» **TO BE DONE**:
Set each entry down verbatim, omitting images.

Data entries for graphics

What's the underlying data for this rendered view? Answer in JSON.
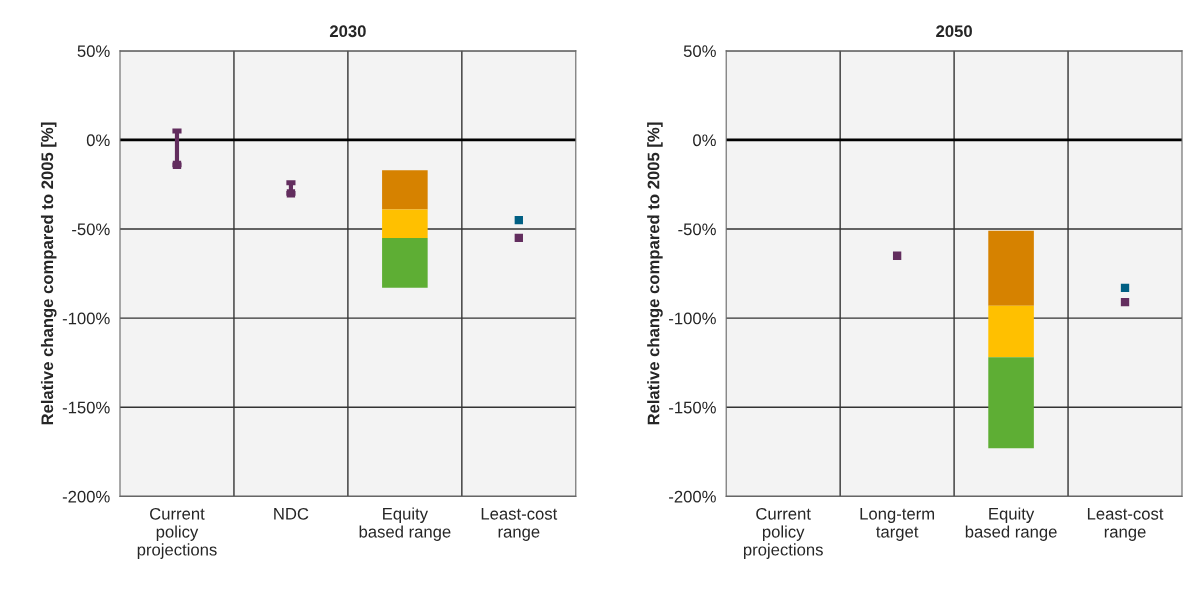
{
  "chart_data": [
    {
      "type": "bar",
      "title": "2030",
      "ylabel": "Relative change compared to 2005 [%]",
      "categories": [
        "Current\npolicy\nprojections",
        "NDC",
        "Equity\nbased range",
        "Least-cost\nrange"
      ],
      "ylim": [
        -200,
        50
      ],
      "yticks": [
        {
          "value": -200,
          "label": "-200%"
        },
        {
          "value": -150,
          "label": "-150%"
        },
        {
          "value": -100,
          "label": "-100%"
        },
        {
          "value": -50,
          "label": "-50%"
        },
        {
          "value": 0,
          "label": "0%"
        },
        {
          "value": 50,
          "label": "50%"
        }
      ],
      "grid": "y",
      "legend": false,
      "ref_lines": [
        {
          "axis": "y",
          "value": 0,
          "color": "#000000"
        }
      ],
      "series": [
        {
          "color": "#d68200",
          "base": [
            null,
            null,
            -39,
            null
          ],
          "values": [
            null,
            null,
            22,
            null
          ]
        },
        {
          "color": "#ffc000",
          "base": [
            null,
            null,
            -55,
            null
          ],
          "values": [
            null,
            null,
            16,
            null
          ]
        },
        {
          "color": "#5eae34",
          "base": [
            null,
            null,
            -83,
            null
          ],
          "values": [
            null,
            null,
            28,
            null
          ]
        },
        {
          "type": "scatter",
          "marker": "square",
          "color": "#622d5e",
          "values": [
            -14,
            -30,
            null,
            -55
          ],
          "errors": [
            [
              -14,
              5
            ],
            [
              -30,
              -24
            ],
            null,
            null
          ]
        },
        {
          "type": "scatter",
          "marker": "square",
          "color": "#005f83",
          "values": [
            null,
            null,
            null,
            -45
          ]
        }
      ]
    },
    {
      "type": "bar",
      "title": "2050",
      "ylabel": "Relative change compared to 2005 [%]",
      "categories": [
        "Current\npolicy\nprojections",
        "Long-term\ntarget",
        "Equity\nbased range",
        "Least-cost\nrange"
      ],
      "ylim": [
        -200,
        50
      ],
      "yticks": [
        {
          "value": -200,
          "label": "-200%"
        },
        {
          "value": -150,
          "label": "-150%"
        },
        {
          "value": -100,
          "label": "-100%"
        },
        {
          "value": -50,
          "label": "-50%"
        },
        {
          "value": 0,
          "label": "0%"
        },
        {
          "value": 50,
          "label": "50%"
        }
      ],
      "grid": "y",
      "legend": false,
      "ref_lines": [
        {
          "axis": "y",
          "value": 0,
          "color": "#000000"
        }
      ],
      "series": [
        {
          "color": "#d68200",
          "base": [
            null,
            null,
            -93,
            null
          ],
          "values": [
            null,
            null,
            42,
            null
          ]
        },
        {
          "color": "#ffc000",
          "base": [
            null,
            null,
            -122,
            null
          ],
          "values": [
            null,
            null,
            29,
            null
          ]
        },
        {
          "color": "#5eae34",
          "base": [
            null,
            null,
            -173,
            null
          ],
          "values": [
            null,
            null,
            51,
            null
          ]
        },
        {
          "type": "scatter",
          "marker": "square",
          "color": "#622d5e",
          "values": [
            null,
            -65,
            null,
            -91
          ]
        },
        {
          "type": "scatter",
          "marker": "square",
          "color": "#005f83",
          "values": [
            null,
            null,
            null,
            -83
          ]
        }
      ]
    }
  ]
}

» **TASK SOLUTION**:
What's the underlying data for this rendered view? Answer in JSON.
{
  "chart_data": [
    {
      "type": "bar",
      "title": "2030",
      "ylabel": "Relative change compared to 2005 [%]",
      "categories": [
        "Current\npolicy\nprojections",
        "NDC",
        "Equity\nbased range",
        "Least-cost\nrange"
      ],
      "ylim": [
        -200,
        50
      ],
      "yticks": [
        {
          "value": -200,
          "label": "-200%"
        },
        {
          "value": -150,
          "label": "-150%"
        },
        {
          "value": -100,
          "label": "-100%"
        },
        {
          "value": -50,
          "label": "-50%"
        },
        {
          "value": 0,
          "label": "0%"
        },
        {
          "value": 50,
          "label": "50%"
        }
      ],
      "grid": "y",
      "legend": false,
      "ref_lines": [
        {
          "axis": "y",
          "value": 0,
          "color": "#000000"
        }
      ],
      "series": [
        {
          "color": "#d68200",
          "base": [
            null,
            null,
            -39,
            null
          ],
          "values": [
            null,
            null,
            22,
            null
          ]
        },
        {
          "color": "#ffc000",
          "base": [
            null,
            null,
            -55,
            null
          ],
          "values": [
            null,
            null,
            16,
            null
          ]
        },
        {
          "color": "#5eae34",
          "base": [
            null,
            null,
            -83,
            null
          ],
          "values": [
            null,
            null,
            28,
            null
          ]
        },
        {
          "type": "scatter",
          "marker": "square",
          "color": "#622d5e",
          "values": [
            -14,
            -30,
            null,
            -55
          ],
          "errors": [
            [
              -14,
              5
            ],
            [
              -30,
              -24
            ],
            null,
            null
          ]
        },
        {
          "type": "scatter",
          "marker": "square",
          "color": "#005f83",
          "values": [
            null,
            null,
            null,
            -45
          ]
        }
      ]
    },
    {
      "type": "bar",
      "title": "2050",
      "ylabel": "Relative change compared to 2005 [%]",
      "categories": [
        "Current\npolicy\nprojections",
        "Long-term\ntarget",
        "Equity\nbased range",
        "Least-cost\nrange"
      ],
      "ylim": [
        -200,
        50
      ],
      "yticks": [
        {
          "value": -200,
          "label": "-200%"
        },
        {
          "value": -150,
          "label": "-150%"
        },
        {
          "value": -100,
          "label": "-100%"
        },
        {
          "value": -50,
          "label": "-50%"
        },
        {
          "value": 0,
          "label": "0%"
        },
        {
          "value": 50,
          "label": "50%"
        }
      ],
      "grid": "y",
      "legend": false,
      "ref_lines": [
        {
          "axis": "y",
          "value": 0,
          "color": "#000000"
        }
      ],
      "series": [
        {
          "color": "#d68200",
          "base": [
            null,
            null,
            -93,
            null
          ],
          "values": [
            null,
            null,
            42,
            null
          ]
        },
        {
          "color": "#ffc000",
          "base": [
            null,
            null,
            -122,
            null
          ],
          "values": [
            null,
            null,
            29,
            null
          ]
        },
        {
          "color": "#5eae34",
          "base": [
            null,
            null,
            -173,
            null
          ],
          "values": [
            null,
            null,
            51,
            null
          ]
        },
        {
          "type": "scatter",
          "marker": "square",
          "color": "#622d5e",
          "values": [
            null,
            -65,
            null,
            -91
          ]
        },
        {
          "type": "scatter",
          "marker": "square",
          "color": "#005f83",
          "values": [
            null,
            null,
            null,
            -83
          ]
        }
      ]
    }
  ]
}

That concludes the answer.